§ **DATA EXCERPTS**:
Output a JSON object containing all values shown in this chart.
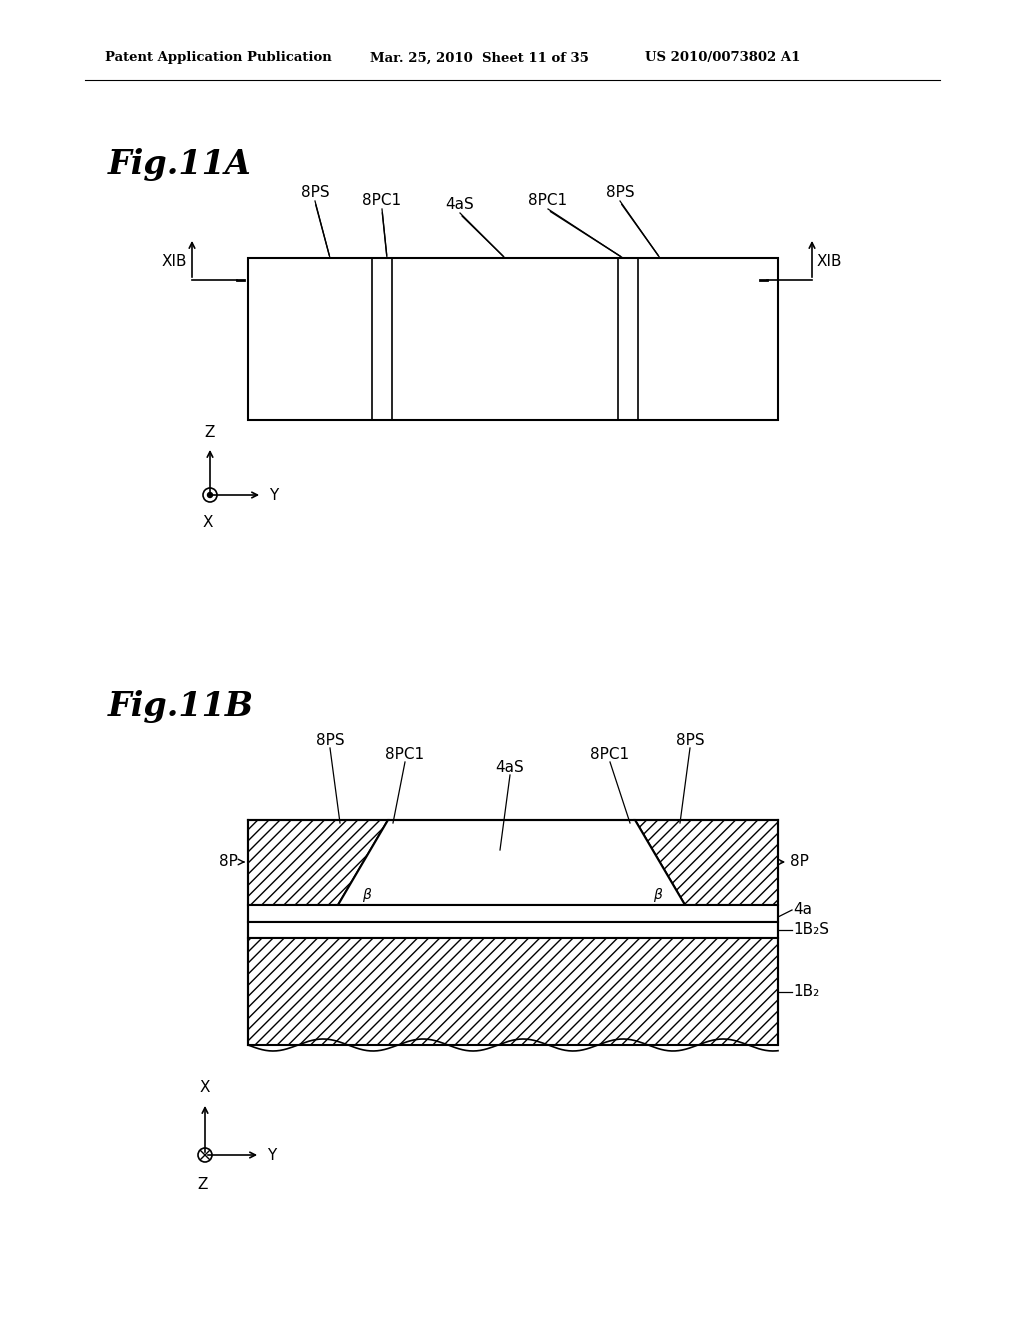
{
  "bg_color": "#ffffff",
  "header_left": "Patent Application Publication",
  "header_mid": "Mar. 25, 2010  Sheet 11 of 35",
  "header_right": "US 2010/0073802 A1",
  "fig11A_label": "Fig.11A",
  "fig11B_label": "Fig.11B",
  "fig11B_label_4aS": "4aS",
  "fig11B_label_8P_left": "8P",
  "fig11B_label_8P_right": "8P",
  "fig11B_label_4a": "4a",
  "fig11B_label_1B2S": "1B₂S",
  "fig11B_label_1B2": "1B₂",
  "fig11B_label_beta": "β"
}
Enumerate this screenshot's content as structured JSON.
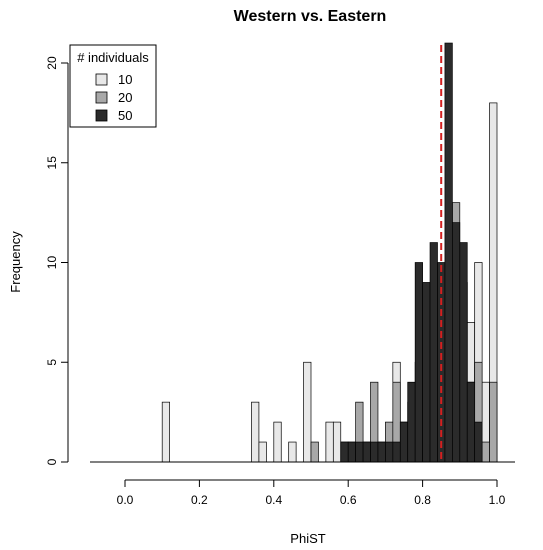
{
  "chart_data": {
    "type": "bar",
    "title": "Western vs. Eastern",
    "xlabel": "PhiST",
    "ylabel": "Frequency",
    "xlim": [
      -0.1,
      1.04
    ],
    "ylim": [
      0,
      21
    ],
    "x_ticks": [
      0.0,
      0.2,
      0.4,
      0.6,
      0.8,
      1.0
    ],
    "x_tick_labels": [
      "0.0",
      "0.2",
      "0.4",
      "0.6",
      "0.8",
      "1.0"
    ],
    "y_ticks": [
      0,
      5,
      10,
      15,
      20
    ],
    "y_tick_labels": [
      "0",
      "5",
      "10",
      "15",
      "20"
    ],
    "bin_width": 0.02,
    "grid": false,
    "legend": {
      "title": "# individuals",
      "position": "top-left"
    },
    "reference_line": {
      "x": 0.85,
      "color": "#d42020",
      "style": "dashed"
    },
    "series": [
      {
        "name": "10",
        "color": "#e8e8e8",
        "bins": [
          [
            0.1,
            3
          ],
          [
            0.34,
            3
          ],
          [
            0.36,
            1
          ],
          [
            0.4,
            2
          ],
          [
            0.44,
            1
          ],
          [
            0.48,
            5
          ],
          [
            0.54,
            2
          ],
          [
            0.56,
            2
          ],
          [
            0.72,
            5
          ],
          [
            0.74,
            2
          ],
          [
            0.76,
            2
          ],
          [
            0.78,
            2
          ],
          [
            0.8,
            4
          ],
          [
            0.82,
            6
          ],
          [
            0.84,
            6
          ],
          [
            0.86,
            8
          ],
          [
            0.88,
            9
          ],
          [
            0.9,
            9
          ],
          [
            0.92,
            7
          ],
          [
            0.94,
            10
          ],
          [
            0.96,
            4
          ],
          [
            0.98,
            18
          ]
        ]
      },
      {
        "name": "20",
        "color": "#a8a8a8",
        "bins": [
          [
            0.5,
            1
          ],
          [
            0.58,
            1
          ],
          [
            0.6,
            1
          ],
          [
            0.62,
            3
          ],
          [
            0.64,
            1
          ],
          [
            0.66,
            4
          ],
          [
            0.68,
            1
          ],
          [
            0.7,
            2
          ],
          [
            0.72,
            4
          ],
          [
            0.74,
            1
          ],
          [
            0.76,
            3
          ],
          [
            0.78,
            5
          ],
          [
            0.8,
            3
          ],
          [
            0.82,
            6
          ],
          [
            0.84,
            8
          ],
          [
            0.86,
            9
          ],
          [
            0.88,
            13
          ],
          [
            0.9,
            9
          ],
          [
            0.92,
            4
          ],
          [
            0.94,
            5
          ],
          [
            0.96,
            1
          ],
          [
            0.98,
            4
          ]
        ]
      },
      {
        "name": "50",
        "color": "#2b2b2b",
        "bins": [
          [
            0.58,
            1
          ],
          [
            0.6,
            1
          ],
          [
            0.62,
            1
          ],
          [
            0.64,
            1
          ],
          [
            0.66,
            1
          ],
          [
            0.68,
            1
          ],
          [
            0.7,
            1
          ],
          [
            0.72,
            1
          ],
          [
            0.74,
            2
          ],
          [
            0.76,
            4
          ],
          [
            0.78,
            10
          ],
          [
            0.8,
            9
          ],
          [
            0.82,
            11
          ],
          [
            0.84,
            10
          ],
          [
            0.86,
            21
          ],
          [
            0.88,
            12
          ],
          [
            0.9,
            11
          ],
          [
            0.92,
            4
          ],
          [
            0.94,
            2
          ]
        ]
      }
    ]
  }
}
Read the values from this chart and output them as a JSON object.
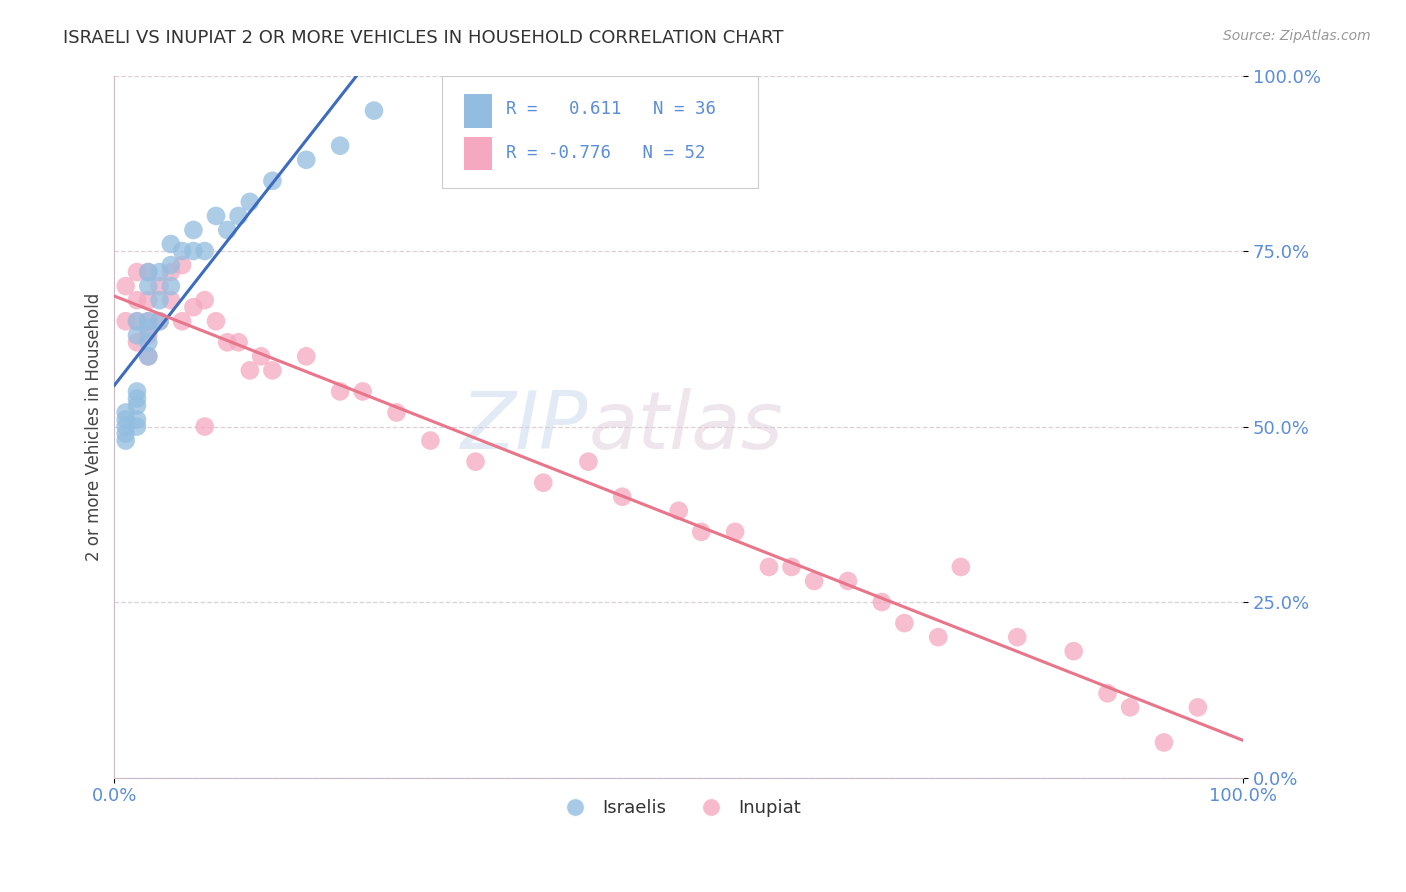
{
  "title": "ISRAELI VS INUPIAT 2 OR MORE VEHICLES IN HOUSEHOLD CORRELATION CHART",
  "source": "Source: ZipAtlas.com",
  "ylabel": "2 or more Vehicles in Household",
  "watermark_zip": "ZIP",
  "watermark_atlas": "atlas",
  "xlim": [
    0.0,
    1.0
  ],
  "ylim": [
    0.0,
    1.0
  ],
  "xtick_labels": [
    "0.0%",
    "100.0%"
  ],
  "xtick_vals": [
    0.0,
    1.0
  ],
  "ytick_labels": [
    "0.0%",
    "25.0%",
    "50.0%",
    "75.0%",
    "100.0%"
  ],
  "ytick_vals": [
    0.0,
    0.25,
    0.5,
    0.75,
    1.0
  ],
  "israeli_R": 0.611,
  "israeli_N": 36,
  "inupiat_R": -0.776,
  "inupiat_N": 52,
  "israeli_color": "#92bde0",
  "inupiat_color": "#f5a8c0",
  "trendline_israeli_color": "#3c6bbf",
  "trendline_inupiat_color": "#e8758a",
  "grid_color": "#ddd0d8",
  "background_color": "#ffffff",
  "israeli_x": [
    0.01,
    0.01,
    0.01,
    0.01,
    0.01,
    0.02,
    0.02,
    0.02,
    0.02,
    0.02,
    0.02,
    0.02,
    0.03,
    0.03,
    0.03,
    0.03,
    0.03,
    0.03,
    0.04,
    0.04,
    0.04,
    0.05,
    0.05,
    0.05,
    0.06,
    0.07,
    0.07,
    0.08,
    0.09,
    0.1,
    0.11,
    0.12,
    0.14,
    0.17,
    0.2,
    0.23
  ],
  "israeli_y": [
    0.48,
    0.49,
    0.5,
    0.51,
    0.52,
    0.5,
    0.51,
    0.53,
    0.54,
    0.55,
    0.63,
    0.65,
    0.6,
    0.62,
    0.64,
    0.65,
    0.7,
    0.72,
    0.65,
    0.68,
    0.72,
    0.7,
    0.73,
    0.76,
    0.75,
    0.75,
    0.78,
    0.75,
    0.8,
    0.78,
    0.8,
    0.82,
    0.85,
    0.88,
    0.9,
    0.95
  ],
  "inupiat_x": [
    0.01,
    0.01,
    0.02,
    0.02,
    0.02,
    0.02,
    0.03,
    0.03,
    0.03,
    0.03,
    0.03,
    0.04,
    0.04,
    0.05,
    0.05,
    0.06,
    0.06,
    0.07,
    0.08,
    0.08,
    0.09,
    0.1,
    0.11,
    0.12,
    0.13,
    0.14,
    0.17,
    0.2,
    0.22,
    0.25,
    0.28,
    0.32,
    0.38,
    0.42,
    0.45,
    0.5,
    0.52,
    0.55,
    0.58,
    0.6,
    0.62,
    0.65,
    0.68,
    0.7,
    0.73,
    0.75,
    0.8,
    0.85,
    0.88,
    0.9,
    0.93,
    0.96
  ],
  "inupiat_y": [
    0.65,
    0.7,
    0.62,
    0.65,
    0.68,
    0.72,
    0.6,
    0.63,
    0.65,
    0.68,
    0.72,
    0.65,
    0.7,
    0.68,
    0.72,
    0.65,
    0.73,
    0.67,
    0.5,
    0.68,
    0.65,
    0.62,
    0.62,
    0.58,
    0.6,
    0.58,
    0.6,
    0.55,
    0.55,
    0.52,
    0.48,
    0.45,
    0.42,
    0.45,
    0.4,
    0.38,
    0.35,
    0.35,
    0.3,
    0.3,
    0.28,
    0.28,
    0.25,
    0.22,
    0.2,
    0.3,
    0.2,
    0.18,
    0.12,
    0.1,
    0.05,
    0.1
  ]
}
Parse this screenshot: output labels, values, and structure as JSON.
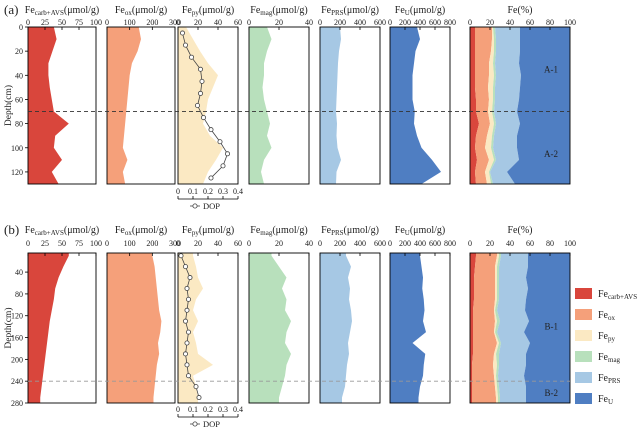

§ **EXERCISE TASK**:
Each entry must be retyped word for word, with every image omitted.

§ **EXERCISE ANSWER**:
Output a JSON object containing all values shown in this chart.
{
  "bg_color": "#ffffff",
  "header_left": "Patent Application Publication",
  "header_mid": "Mar. 25, 2010  Sheet 11 of 35",
  "header_right": "US 2010/0073802 A1",
  "fig11A_label": "Fig.11A",
  "fig11B_label": "Fig.11B",
  "fig11B_label_4aS": "4aS",
  "fig11B_label_8P_left": "8P",
  "fig11B_label_8P_right": "8P",
  "fig11B_label_4a": "4a",
  "fig11B_label_1B2S": "1B₂S",
  "fig11B_label_1B2": "1B₂",
  "fig11B_label_beta": "β"
}
Enumerate this screenshot's content as structured JSON.
{
  "chart_data": {
    "type": "bar",
    "title": "Western vs. Eastern",
    "xlabel": "PhiST",
    "ylabel": "Frequency",
    "xlim": [
      -0.1,
      1.04
    ],
    "ylim": [
      0,
      21
    ],
    "x_ticks": [
      0.0,
      0.2,
      0.4,
      0.6,
      0.8,
      1.0
    ],
    "x_tick_labels": [
      "0.0",
      "0.2",
      "0.4",
      "0.6",
      "0.8",
      "1.0"
    ],
    "y_ticks": [
      0,
      5,
      10,
      15,
      20
    ],
    "y_tick_labels": [
      "0",
      "5",
      "10",
      "15",
      "20"
    ],
    "bin_width": 0.02,
    "grid": false,
    "legend": {
      "title": "# individuals",
      "position": "top-left"
    },
    "reference_line": {
      "x": 0.85,
      "color": "#d42020",
      "style": "dashed"
    },
    "series": [
      {
        "name": "10",
        "color": "#e8e8e8",
        "bins": [
          [
            0.1,
            3
          ],
          [
            0.34,
            3
          ],
          [
            0.36,
            1
          ],
          [
            0.4,
            2
          ],
          [
            0.44,
            1
          ],
          [
            0.48,
            5
          ],
          [
            0.54,
            2
          ],
          [
            0.56,
            2
          ],
          [
            0.72,
            5
          ],
          [
            0.74,
            2
          ],
          [
            0.76,
            2
          ],
          [
            0.78,
            2
          ],
          [
            0.8,
            4
          ],
          [
            0.82,
            6
          ],
          [
            0.84,
            6
          ],
          [
            0.86,
            8
          ],
          [
            0.88,
            9
          ],
          [
            0.9,
            9
          ],
          [
            0.92,
            7
          ],
          [
            0.94,
            10
          ],
          [
            0.96,
            4
          ],
          [
            0.98,
            18
          ]
        ]
      },
      {
        "name": "20",
        "color": "#a8a8a8",
        "bins": [
          [
            0.5,
            1
          ],
          [
            0.58,
            1
          ],
          [
            0.6,
            1
          ],
          [
            0.62,
            3
          ],
          [
            0.64,
            1
          ],
          [
            0.66,
            4
          ],
          [
            0.68,
            1
          ],
          [
            0.7,
            2
          ],
          [
            0.72,
            4
          ],
          [
            0.74,
            1
          ],
          [
            0.76,
            3
          ],
          [
            0.78,
            5
          ],
          [
            0.8,
            3
          ],
          [
            0.82,
            6
          ],
          [
            0.84,
            8
          ],
          [
            0.86,
            9
          ],
          [
            0.88,
            13
          ],
          [
            0.9,
            9
          ],
          [
            0.92,
            4
          ],
          [
            0.94,
            5
          ],
          [
            0.96,
            1
          ],
          [
            0.98,
            4
          ]
        ]
      },
      {
        "name": "50",
        "color": "#2b2b2b",
        "bins": [
          [
            0.58,
            1
          ],
          [
            0.6,
            1
          ],
          [
            0.62,
            1
          ],
          [
            0.64,
            1
          ],
          [
            0.66,
            1
          ],
          [
            0.68,
            1
          ],
          [
            0.7,
            1
          ],
          [
            0.72,
            1
          ],
          [
            0.74,
            2
          ],
          [
            0.76,
            4
          ],
          [
            0.78,
            10
          ],
          [
            0.8,
            9
          ],
          [
            0.82,
            11
          ],
          [
            0.84,
            10
          ],
          [
            0.86,
            21
          ],
          [
            0.88,
            12
          ],
          [
            0.9,
            11
          ],
          [
            0.92,
            4
          ],
          [
            0.94,
            2
          ]
        ]
      }
    ]
  }
}
Read the values from this chart and output them as a JSON object.
{
  "title": "ISRAELI VS INUPIAT 2 OR MORE VEHICLES IN HOUSEHOLD CORRELATION CHART",
  "source": "Source: ZipAtlas.com",
  "ylabel": "2 or more Vehicles in Household",
  "watermark_zip": "ZIP",
  "watermark_atlas": "atlas",
  "xlim": [
    0.0,
    1.0
  ],
  "ylim": [
    0.0,
    1.0
  ],
  "xtick_labels": [
    "0.0%",
    "100.0%"
  ],
  "xtick_vals": [
    0.0,
    1.0
  ],
  "ytick_labels": [
    "0.0%",
    "25.0%",
    "50.0%",
    "75.0%",
    "100.0%"
  ],
  "ytick_vals": [
    0.0,
    0.25,
    0.5,
    0.75,
    1.0
  ],
  "israeli_R": 0.611,
  "israeli_N": 36,
  "inupiat_R": -0.776,
  "inupiat_N": 52,
  "israeli_color": "#92bde0",
  "inupiat_color": "#f5a8c0",
  "trendline_israeli_color": "#3c6bbf",
  "trendline_inupiat_color": "#e8758a",
  "grid_color": "#ddd0d8",
  "background_color": "#ffffff",
  "israeli_x": [
    0.01,
    0.01,
    0.01,
    0.01,
    0.01,
    0.02,
    0.02,
    0.02,
    0.02,
    0.02,
    0.02,
    0.02,
    0.03,
    0.03,
    0.03,
    0.03,
    0.03,
    0.03,
    0.04,
    0.04,
    0.04,
    0.05,
    0.05,
    0.05,
    0.06,
    0.07,
    0.07,
    0.08,
    0.09,
    0.1,
    0.11,
    0.12,
    0.14,
    0.17,
    0.2,
    0.23
  ],
  "israeli_y": [
    0.48,
    0.49,
    0.5,
    0.51,
    0.52,
    0.5,
    0.51,
    0.53,
    0.54,
    0.55,
    0.63,
    0.65,
    0.6,
    0.62,
    0.64,
    0.65,
    0.7,
    0.72,
    0.65,
    0.68,
    0.72,
    0.7,
    0.73,
    0.76,
    0.75,
    0.75,
    0.78,
    0.75,
    0.8,
    0.78,
    0.8,
    0.82,
    0.85,
    0.88,
    0.9,
    0.95
  ],
  "inupiat_x": [
    0.01,
    0.01,
    0.02,
    0.02,
    0.02,
    0.02,
    0.03,
    0.03,
    0.03,
    0.03,
    0.03,
    0.04,
    0.04,
    0.05,
    0.05,
    0.06,
    0.06,
    0.07,
    0.08,
    0.08,
    0.09,
    0.1,
    0.11,
    0.12,
    0.13,
    0.14,
    0.17,
    0.2,
    0.22,
    0.25,
    0.28,
    0.32,
    0.38,
    0.42,
    0.45,
    0.5,
    0.52,
    0.55,
    0.58,
    0.6,
    0.62,
    0.65,
    0.68,
    0.7,
    0.73,
    0.75,
    0.8,
    0.85,
    0.88,
    0.9,
    0.93,
    0.96
  ],
  "inupiat_y": [
    0.65,
    0.7,
    0.62,
    0.65,
    0.68,
    0.72,
    0.6,
    0.63,
    0.65,
    0.68,
    0.72,
    0.65,
    0.7,
    0.68,
    0.72,
    0.65,
    0.73,
    0.67,
    0.5,
    0.68,
    0.65,
    0.62,
    0.62,
    0.58,
    0.6,
    0.58,
    0.6,
    0.55,
    0.55,
    0.52,
    0.48,
    0.45,
    0.42,
    0.45,
    0.4,
    0.38,
    0.35,
    0.35,
    0.3,
    0.3,
    0.28,
    0.28,
    0.25,
    0.22,
    0.2,
    0.3,
    0.2,
    0.18,
    0.12,
    0.1,
    0.05,
    0.1
  ]
}
Parse this screenshot: output labels, values, and structure as JSON.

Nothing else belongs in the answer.